**EXCERPTED DATA**:
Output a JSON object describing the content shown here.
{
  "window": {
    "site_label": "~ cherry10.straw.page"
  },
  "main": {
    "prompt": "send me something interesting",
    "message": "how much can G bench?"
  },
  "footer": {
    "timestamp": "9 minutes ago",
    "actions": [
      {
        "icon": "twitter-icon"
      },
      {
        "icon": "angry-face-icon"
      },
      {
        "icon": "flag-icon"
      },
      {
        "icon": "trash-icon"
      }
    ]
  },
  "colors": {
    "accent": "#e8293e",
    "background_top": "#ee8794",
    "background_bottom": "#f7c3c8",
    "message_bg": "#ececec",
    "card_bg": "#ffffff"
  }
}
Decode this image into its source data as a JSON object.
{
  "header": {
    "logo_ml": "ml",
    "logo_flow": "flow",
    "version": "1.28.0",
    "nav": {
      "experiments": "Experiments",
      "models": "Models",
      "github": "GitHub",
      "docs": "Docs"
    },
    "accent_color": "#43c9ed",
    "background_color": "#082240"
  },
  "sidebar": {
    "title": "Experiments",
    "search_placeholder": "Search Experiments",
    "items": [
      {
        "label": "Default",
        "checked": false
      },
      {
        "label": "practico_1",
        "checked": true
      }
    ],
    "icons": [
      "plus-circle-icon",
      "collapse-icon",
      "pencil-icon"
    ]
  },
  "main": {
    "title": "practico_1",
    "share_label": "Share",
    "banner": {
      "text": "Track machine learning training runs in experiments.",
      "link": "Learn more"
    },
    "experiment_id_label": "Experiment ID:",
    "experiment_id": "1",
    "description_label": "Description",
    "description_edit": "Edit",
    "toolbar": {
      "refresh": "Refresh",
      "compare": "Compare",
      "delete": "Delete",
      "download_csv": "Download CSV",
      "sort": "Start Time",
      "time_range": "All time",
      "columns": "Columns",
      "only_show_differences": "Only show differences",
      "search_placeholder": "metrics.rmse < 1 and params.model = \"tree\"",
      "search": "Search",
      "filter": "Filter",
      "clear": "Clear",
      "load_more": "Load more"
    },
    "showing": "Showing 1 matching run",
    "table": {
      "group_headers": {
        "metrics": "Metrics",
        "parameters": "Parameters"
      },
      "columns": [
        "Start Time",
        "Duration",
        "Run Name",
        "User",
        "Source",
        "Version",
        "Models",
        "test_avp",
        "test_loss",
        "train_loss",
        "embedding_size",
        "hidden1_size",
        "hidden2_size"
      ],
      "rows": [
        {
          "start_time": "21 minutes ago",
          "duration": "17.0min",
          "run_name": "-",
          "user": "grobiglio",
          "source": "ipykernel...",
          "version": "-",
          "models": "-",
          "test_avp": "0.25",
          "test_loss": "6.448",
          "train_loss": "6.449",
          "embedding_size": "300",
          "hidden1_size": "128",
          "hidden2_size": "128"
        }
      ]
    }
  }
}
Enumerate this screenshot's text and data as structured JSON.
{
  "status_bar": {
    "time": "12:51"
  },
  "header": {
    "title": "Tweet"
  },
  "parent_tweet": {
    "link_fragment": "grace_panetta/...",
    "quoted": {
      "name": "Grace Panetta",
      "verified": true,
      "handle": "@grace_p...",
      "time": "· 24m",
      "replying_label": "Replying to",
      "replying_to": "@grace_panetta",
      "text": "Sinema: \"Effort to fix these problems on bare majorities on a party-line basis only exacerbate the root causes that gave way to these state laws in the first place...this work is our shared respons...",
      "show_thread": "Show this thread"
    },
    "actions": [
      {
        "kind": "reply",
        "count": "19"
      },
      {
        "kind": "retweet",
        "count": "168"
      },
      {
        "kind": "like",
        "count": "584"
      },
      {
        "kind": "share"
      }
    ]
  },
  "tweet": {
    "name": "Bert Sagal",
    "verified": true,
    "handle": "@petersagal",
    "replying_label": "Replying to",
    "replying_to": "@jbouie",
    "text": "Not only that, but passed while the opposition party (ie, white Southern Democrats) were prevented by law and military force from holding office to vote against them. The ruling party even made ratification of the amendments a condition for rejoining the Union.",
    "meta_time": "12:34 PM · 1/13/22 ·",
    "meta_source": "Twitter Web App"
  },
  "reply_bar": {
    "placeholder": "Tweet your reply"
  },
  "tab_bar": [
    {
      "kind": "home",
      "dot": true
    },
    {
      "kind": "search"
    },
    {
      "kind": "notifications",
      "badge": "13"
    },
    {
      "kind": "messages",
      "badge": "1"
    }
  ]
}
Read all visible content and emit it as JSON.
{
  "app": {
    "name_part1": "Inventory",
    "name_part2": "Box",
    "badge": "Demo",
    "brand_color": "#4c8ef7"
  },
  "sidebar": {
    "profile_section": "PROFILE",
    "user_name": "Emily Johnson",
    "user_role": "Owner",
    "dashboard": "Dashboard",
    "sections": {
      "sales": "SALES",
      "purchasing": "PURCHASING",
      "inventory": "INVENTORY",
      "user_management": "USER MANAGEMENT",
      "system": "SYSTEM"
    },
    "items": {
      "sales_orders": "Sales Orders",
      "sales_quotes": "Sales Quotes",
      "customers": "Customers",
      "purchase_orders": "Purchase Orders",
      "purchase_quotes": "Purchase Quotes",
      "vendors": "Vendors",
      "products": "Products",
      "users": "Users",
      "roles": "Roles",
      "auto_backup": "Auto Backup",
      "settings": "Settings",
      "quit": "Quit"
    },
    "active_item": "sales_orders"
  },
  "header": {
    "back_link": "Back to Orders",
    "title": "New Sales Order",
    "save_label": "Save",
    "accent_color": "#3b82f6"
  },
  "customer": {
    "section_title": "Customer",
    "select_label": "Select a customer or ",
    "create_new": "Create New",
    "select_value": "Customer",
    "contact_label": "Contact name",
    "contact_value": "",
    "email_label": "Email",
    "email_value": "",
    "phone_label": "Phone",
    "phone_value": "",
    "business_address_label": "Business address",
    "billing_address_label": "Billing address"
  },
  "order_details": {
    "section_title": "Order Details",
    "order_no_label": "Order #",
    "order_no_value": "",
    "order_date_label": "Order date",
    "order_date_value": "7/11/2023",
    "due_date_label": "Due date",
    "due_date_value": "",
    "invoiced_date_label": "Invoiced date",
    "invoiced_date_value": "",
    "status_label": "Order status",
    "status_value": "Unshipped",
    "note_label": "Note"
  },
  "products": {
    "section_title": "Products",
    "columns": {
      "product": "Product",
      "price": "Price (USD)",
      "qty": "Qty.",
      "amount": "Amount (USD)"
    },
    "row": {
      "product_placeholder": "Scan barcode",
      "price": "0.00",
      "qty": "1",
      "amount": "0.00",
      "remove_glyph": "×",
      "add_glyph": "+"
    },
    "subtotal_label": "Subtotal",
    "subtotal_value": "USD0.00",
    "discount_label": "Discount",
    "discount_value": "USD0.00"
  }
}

**TASK INSTRUCTIONS**: Reproduce the entire listing word for word.

**FULL SOLUTION**:
Output a JSON object describing the content shown here.
{
  "window": {
    "site_label": "~ cherry10.straw.page"
  },
  "main": {
    "prompt": "send me something interesting",
    "message": "how much can G bench?"
  },
  "footer": {
    "timestamp": "9 minutes ago",
    "actions": [
      {
        "icon": "twitter-icon"
      },
      {
        "icon": "angry-face-icon"
      },
      {
        "icon": "flag-icon"
      },
      {
        "icon": "trash-icon"
      }
    ]
  },
  "colors": {
    "accent": "#e8293e",
    "background_top": "#ee8794",
    "background_bottom": "#f7c3c8",
    "message_bg": "#ececec",
    "card_bg": "#ffffff"
  }
}
Decode this image into its source data as a JSON object.
{
  "header": {
    "logo_ml": "ml",
    "logo_flow": "flow",
    "version": "1.28.0",
    "nav": {
      "experiments": "Experiments",
      "models": "Models",
      "github": "GitHub",
      "docs": "Docs"
    },
    "accent_color": "#43c9ed",
    "background_color": "#082240"
  },
  "sidebar": {
    "title": "Experiments",
    "search_placeholder": "Search Experiments",
    "items": [
      {
        "label": "Default",
        "checked": false
      },
      {
        "label": "practico_1",
        "checked": true
      }
    ],
    "icons": [
      "plus-circle-icon",
      "collapse-icon",
      "pencil-icon"
    ]
  },
  "main": {
    "title": "practico_1",
    "share_label": "Share",
    "banner": {
      "text": "Track machine learning training runs in experiments.",
      "link": "Learn more"
    },
    "experiment_id_label": "Experiment ID:",
    "experiment_id": "1",
    "description_label": "Description",
    "description_edit": "Edit",
    "toolbar": {
      "refresh": "Refresh",
      "compare": "Compare",
      "delete": "Delete",
      "download_csv": "Download CSV",
      "sort": "Start Time",
      "time_range": "All time",
      "columns": "Columns",
      "only_show_differences": "Only show differences",
      "search_placeholder": "metrics.rmse < 1 and params.model = \"tree\"",
      "search": "Search",
      "filter": "Filter",
      "clear": "Clear",
      "load_more": "Load more"
    },
    "showing": "Showing 1 matching run",
    "table": {
      "group_headers": {
        "metrics": "Metrics",
        "parameters": "Parameters"
      },
      "columns": [
        "Start Time",
        "Duration",
        "Run Name",
        "User",
        "Source",
        "Version",
        "Models",
        "test_avp",
        "test_loss",
        "train_loss",
        "embedding_size",
        "hidden1_size",
        "hidden2_size"
      ],
      "rows": [
        {
          "start_time": "21 minutes ago",
          "duration": "17.0min",
          "run_name": "-",
          "user": "grobiglio",
          "source": "ipykernel...",
          "version": "-",
          "models": "-",
          "test_avp": "0.25",
          "test_loss": "6.448",
          "train_loss": "6.449",
          "embedding_size": "300",
          "hidden1_size": "128",
          "hidden2_size": "128"
        }
      ]
    }
  }
}
Enumerate this screenshot's text and data as structured JSON.
{
  "status_bar": {
    "time": "12:51"
  },
  "header": {
    "title": "Tweet"
  },
  "parent_tweet": {
    "link_fragment": "grace_panetta/...",
    "quoted": {
      "name": "Grace Panetta",
      "verified": true,
      "handle": "@grace_p...",
      "time": "· 24m",
      "replying_label": "Replying to",
      "replying_to": "@grace_panetta",
      "text": "Sinema: \"Effort to fix these problems on bare majorities on a party-line basis only exacerbate the root causes that gave way to these state laws in the first place...this work is our shared respons...",
      "show_thread": "Show this thread"
    },
    "actions": [
      {
        "kind": "reply",
        "count": "19"
      },
      {
        "kind": "retweet",
        "count": "168"
      },
      {
        "kind": "like",
        "count": "584"
      },
      {
        "kind": "share"
      }
    ]
  },
  "tweet": {
    "name": "Bert Sagal",
    "verified": true,
    "handle": "@petersagal",
    "replying_label": "Replying to",
    "replying_to": "@jbouie",
    "text": "Not only that, but passed while the opposition party (ie, white Southern Democrats) were prevented by law and military force from holding office to vote against them. The ruling party even made ratification of the amendments a condition for rejoining the Union.",
    "meta_time": "12:34 PM · 1/13/22 ·",
    "meta_source": "Twitter Web App"
  },
  "reply_bar": {
    "placeholder": "Tweet your reply"
  },
  "tab_bar": [
    {
      "kind": "home",
      "dot": true
    },
    {
      "kind": "search"
    },
    {
      "kind": "notifications",
      "badge": "13"
    },
    {
      "kind": "messages",
      "badge": "1"
    }
  ]
}
Read all visible content and emit it as JSON.
{
  "app": {
    "name_part1": "Inventory",
    "name_part2": "Box",
    "badge": "Demo",
    "brand_color": "#4c8ef7"
  },
  "sidebar": {
    "profile_section": "PROFILE",
    "user_name": "Emily Johnson",
    "user_role": "Owner",
    "dashboard": "Dashboard",
    "sections": {
      "sales": "SALES",
      "purchasing": "PURCHASING",
      "inventory": "INVENTORY",
      "user_management": "USER MANAGEMENT",
      "system": "SYSTEM"
    },
    "items": {
      "sales_orders": "Sales Orders",
      "sales_quotes": "Sales Quotes",
      "customers": "Customers",
      "purchase_orders": "Purchase Orders",
      "purchase_quotes": "Purchase Quotes",
      "vendors": "Vendors",
      "products": "Products",
      "users": "Users",
      "roles": "Roles",
      "auto_backup": "Auto Backup",
      "settings": "Settings",
      "quit": "Quit"
    },
    "active_item": "sales_orders"
  },
  "header": {
    "back_link": "Back to Orders",
    "title": "New Sales Order",
    "save_label": "Save",
    "accent_color": "#3b82f6"
  },
  "customer": {
    "section_title": "Customer",
    "select_label": "Select a customer or ",
    "create_new": "Create New",
    "select_value": "Customer",
    "contact_label": "Contact name",
    "contact_value": "",
    "email_label": "Email",
    "email_value": "",
    "phone_label": "Phone",
    "phone_value": "",
    "business_address_label": "Business address",
    "billing_address_label": "Billing address"
  },
  "order_details": {
    "section_title": "Order Details",
    "order_no_label": "Order #",
    "order_no_value": "",
    "order_date_label": "Order date",
    "order_date_value": "7/11/2023",
    "due_date_label": "Due date",
    "due_date_value": "",
    "invoiced_date_label": "Invoiced date",
    "invoiced_date_value": "",
    "status_label": "Order status",
    "status_value": "Unshipped",
    "note_label": "Note"
  },
  "products": {
    "section_title": "Products",
    "columns": {
      "product": "Product",
      "price": "Price (USD)",
      "qty": "Qty.",
      "amount": "Amount (USD)"
    },
    "row": {
      "product_placeholder": "Scan barcode",
      "price": "0.00",
      "qty": "1",
      "amount": "0.00",
      "remove_glyph": "×",
      "add_glyph": "+"
    },
    "subtotal_label": "Subtotal",
    "subtotal_value": "USD0.00",
    "discount_label": "Discount",
    "discount_value": "USD0.00"
  }
}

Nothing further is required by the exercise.